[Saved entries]
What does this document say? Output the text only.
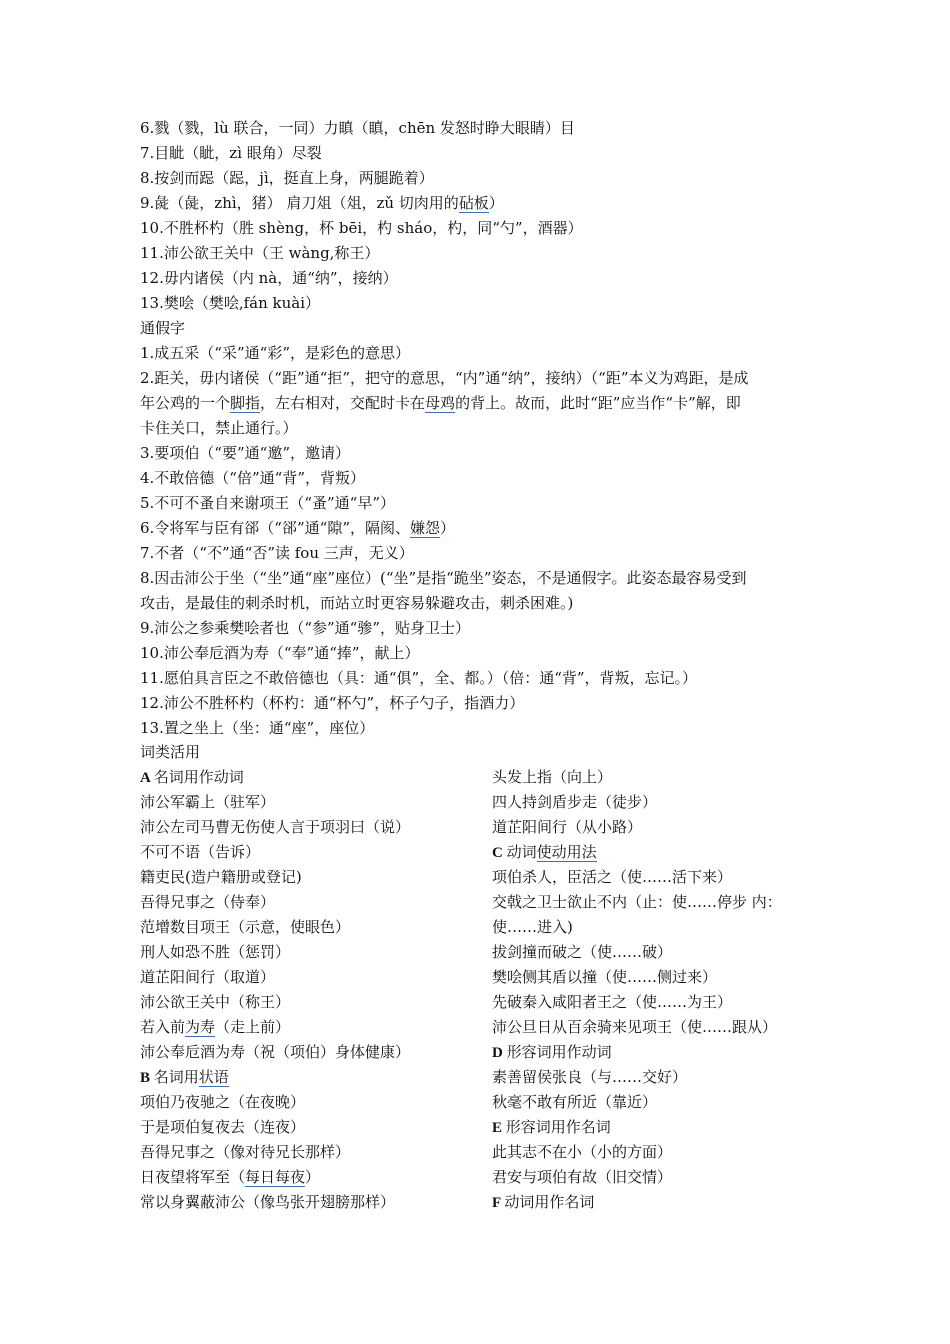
6.戮（戮，lù 联合，一同）力瞋（瞋，chēn 发怒时睁大眼睛）目
7.目眦（眦，zì 眼角）尽裂
8.按剑而跽（跽，jì，挺直上身，两腿跪着）
9.彘（彘，zhì，猪） 肩刀俎（俎，zǔ 切肉用的砧板）
10.不胜杯杓（胜 shèng，杯 bēi，杓 sháo，杓，同“勺”，酒器）
11.沛公欲王关中（王 wàng,称王）
12.毋内诸侯（内 nà，通“纳”，接纳）
13.樊哙（樊哙,fán kuài）
通假字
1.成五采（“采”通“彩”，是彩色的意思）
2.距关，毋内诸侯（“距”通“拒”，把守的意思，“内”通“纳”，接纳）（“距”本义为鸡距，是成
年公鸡的一个脚指，左右相对，交配时卡在母鸡的背上。故而，此时“距”应当作“卡”解，即
卡住关口，禁止通行。）
3.要项伯（“要”通“邀”，邀请）
4.不敢倍德（“倍”通“背”，背叛）
5.不可不蚤自来谢项王（“蚤”通“早”）
6.令将军与臣有郤（“郤”通“隙”，隔阂、嫌怨）
7.不者（“不”通“否”读 fou 三声，无义）
8.因击沛公于坐（“坐”通“座”座位）(“坐”是指“跪坐”姿态，不是通假字。此姿态最容易受到
攻击，是最佳的刺杀时机，而站立时更容易躲避攻击，刺杀困难。)
9.沛公之参乘樊哙者也（“参”通“骖”，贴身卫士）
10.沛公奉卮酒为寿（“奉”通“捧”，献上）
11.愿伯具言臣之不敢倍德也（具：通“俱”，全、都。）（倍：通“背”，背叛，忘记。）
12.沛公不胜杯杓（杯杓：通“杯勺”，杯子勺子，指酒力）
13.置之坐上（坐：通“座”，座位）
词类活用
A 名词用作动词
沛公军霸上（驻军）
沛公左司马曹无伤使人言于项羽曰（说）
不可不语（告诉）
籍吏民(造户籍册或登记)
吾得兄事之（侍奉）
范增数目项王（示意，使眼色）
刑人如恐不胜（惩罚）
道芷阳间行（取道）
沛公欲王关中（称王）
若入前为寿（走上前）
沛公奉卮酒为寿（祝（项伯）身体健康）
B 名词用状语
项伯乃夜驰之（在夜晚）
于是项伯复夜去（连夜）
吾得兄事之（像对待兄长那样）
日夜望将军至（每日每夜）
常以身翼蔽沛公（像鸟张开翅膀那样）
头发上指（向上）
四人持剑盾步走（徒步）
道芷阳间行（从小路）
C 动词使动用法
项伯杀人，臣活之（使……活下来）
交戟之卫士欲止不内（止：使……停步 内：
使……进入)
拔剑撞而破之（使……破）
樊哙侧其盾以撞（使……侧过来）
先破秦入咸阳者王之（使……为王）
沛公旦日从百余骑来见项王（使……跟从）
D 形容词用作动词
素善留侯张良（与……交好）
秋毫不敢有所近（靠近）
E 形容词用作名词
此其志不在小（小的方面）
君安与项伯有故（旧交情）
F 动词用作名词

■ What you should do ■
Reproduce all the entries that precede this task, word for word, minus any pictures.

■ Written response ■
What does this document say? Output the text only.
6.戮（戮，lù 联合，一同）力瞋（瞋，chēn 发怒时睁大眼睛）目
7.目眦（眦，zì 眼角）尽裂
8.按剑而跽（跽，jì，挺直上身，两腿跪着）
9.彘（彘，zhì，猪） 肩刀俎（俎，zǔ 切肉用的砧板）
10.不胜杯杓（胜 shèng，杯 bēi，杓 sháo，杓，同“勺”，酒器）
11.沛公欲王关中（王 wàng,称王）
12.毋内诸侯（内 nà，通“纳”，接纳）
13.樊哙（樊哙,fán kuài）
通假字
1.成五采（“采”通“彩”，是彩色的意思）
2.距关，毋内诸侯（“距”通“拒”，把守的意思，“内”通“纳”，接纳）（“距”本义为鸡距，是成
年公鸡的一个脚指，左右相对，交配时卡在母鸡的背上。故而，此时“距”应当作“卡”解，即
卡住关口，禁止通行。）
3.要项伯（“要”通“邀”，邀请）
4.不敢倍德（“倍”通“背”，背叛）
5.不可不蚤自来谢项王（“蚤”通“早”）
6.令将军与臣有郤（“郤”通“隙”，隔阂、嫌怨）
7.不者（“不”通“否”读 fou 三声，无义）
8.因击沛公于坐（“坐”通“座”座位）(“坐”是指“跪坐”姿态，不是通假字。此姿态最容易受到
攻击，是最佳的刺杀时机，而站立时更容易躲避攻击，刺杀困难。)
9.沛公之参乘樊哙者也（“参”通“骖”，贴身卫士）
10.沛公奉卮酒为寿（“奉”通“捧”，献上）
11.愿伯具言臣之不敢倍德也（具：通“俱”，全、都。）（倍：通“背”，背叛，忘记。）
12.沛公不胜杯杓（杯杓：通“杯勺”，杯子勺子，指酒力）
13.置之坐上（坐：通“座”，座位）
词类活用
A 名词用作动词
沛公军霸上（驻军）
沛公左司马曹无伤使人言于项羽曰（说）
不可不语（告诉）
籍吏民(造户籍册或登记)
吾得兄事之（侍奉）
范增数目项王（示意，使眼色）
刑人如恐不胜（惩罚）
道芷阳间行（取道）
沛公欲王关中（称王）
若入前为寿（走上前）
沛公奉卮酒为寿（祝（项伯）身体健康）
B 名词用状语
项伯乃夜驰之（在夜晚）
于是项伯复夜去（连夜）
吾得兄事之（像对待兄长那样）
日夜望将军至（每日每夜）
常以身翼蔽沛公（像鸟张开翅膀那样）
头发上指（向上）
四人持剑盾步走（徒步）
道芷阳间行（从小路）
C 动词使动用法
项伯杀人，臣活之（使……活下来）
交戟之卫士欲止不内（止：使……停步 内：
使……进入)
拔剑撞而破之（使……破）
樊哙侧其盾以撞（使……侧过来）
先破秦入咸阳者王之（使……为王）
沛公旦日从百余骑来见项王（使……跟从）
D 形容词用作动词
素善留侯张良（与……交好）
秋毫不敢有所近（靠近）
E 形容词用作名词
此其志不在小（小的方面）
君安与项伯有故（旧交情）
F 动词用作名词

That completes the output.